-- begin --
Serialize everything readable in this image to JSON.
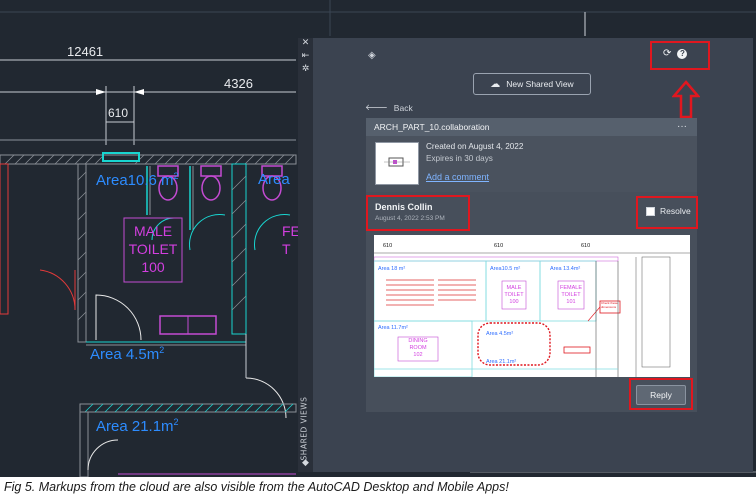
{
  "drawing": {
    "dims": {
      "d1": "12461",
      "d2": "4326",
      "d3": "610"
    },
    "rooms": {
      "area_top": "Area10.6 m",
      "area_top_sup": "2",
      "area_cut": "Area",
      "male": [
        "MALE",
        "TOILET",
        "100"
      ],
      "female_cut": [
        "FE",
        "T"
      ],
      "area_mid": "Area 4.5m",
      "area_mid_sup": "2",
      "area_bottom": "Area 21.1m",
      "area_bottom_sup": "2"
    }
  },
  "palette": {
    "side_label": "SHARED VIEWS",
    "strip_icons": [
      "close-icon",
      "collapse-icon",
      "settings-icon"
    ],
    "new_shared_view": "New Shared View",
    "back_label": "Back",
    "view": {
      "name": "ARCH_PART_10.collaboration",
      "created": "Created on August 4, 2022",
      "expires": "Expires in 30 days",
      "add_comment": "Add a comment"
    },
    "comment": {
      "author": "Dennis Collin",
      "timestamp": "August 4, 2022 2:53 PM",
      "resolve_label": "Resolve",
      "reply_label": "Reply"
    },
    "markup_image": {
      "dim_labels": [
        "610",
        "610",
        "610"
      ],
      "rooms": [
        {
          "text": "Area 18 m²"
        },
        {
          "text": "Area10.5 m²"
        },
        {
          "text": "Area 13.4m²"
        },
        {
          "text": "MALE"
        },
        {
          "text": "TOILET"
        },
        {
          "text": "100"
        },
        {
          "text": "FEMALE"
        },
        {
          "text": "TOILET"
        },
        {
          "text": "101"
        },
        {
          "text": "Area 11.7m²"
        },
        {
          "text": "Area 4.5m²"
        },
        {
          "text": "DINING"
        },
        {
          "text": "ROOM"
        },
        {
          "text": "102"
        },
        {
          "text": "Area 21.1m²"
        }
      ],
      "note_text": "Check these dimensions"
    },
    "accent_red": "#e0171f"
  },
  "caption": "Fig 5. Markups from the cloud are also visible from the AutoCAD Desktop and Mobile Apps!"
}
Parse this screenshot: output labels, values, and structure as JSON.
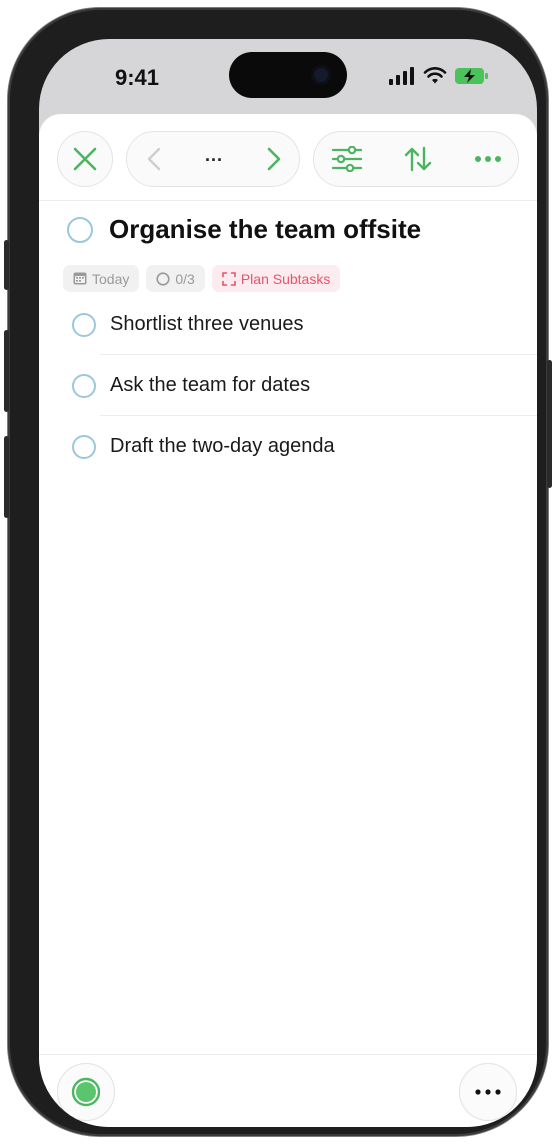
-- end --
■ **GIVEN EXERCISE**
Extract each line holding the string "this".

■ **ANSWER BELOW**
Serialize everything readable in this image to JSON.
Parse this screenshot: output labels, values, and structure as JSON.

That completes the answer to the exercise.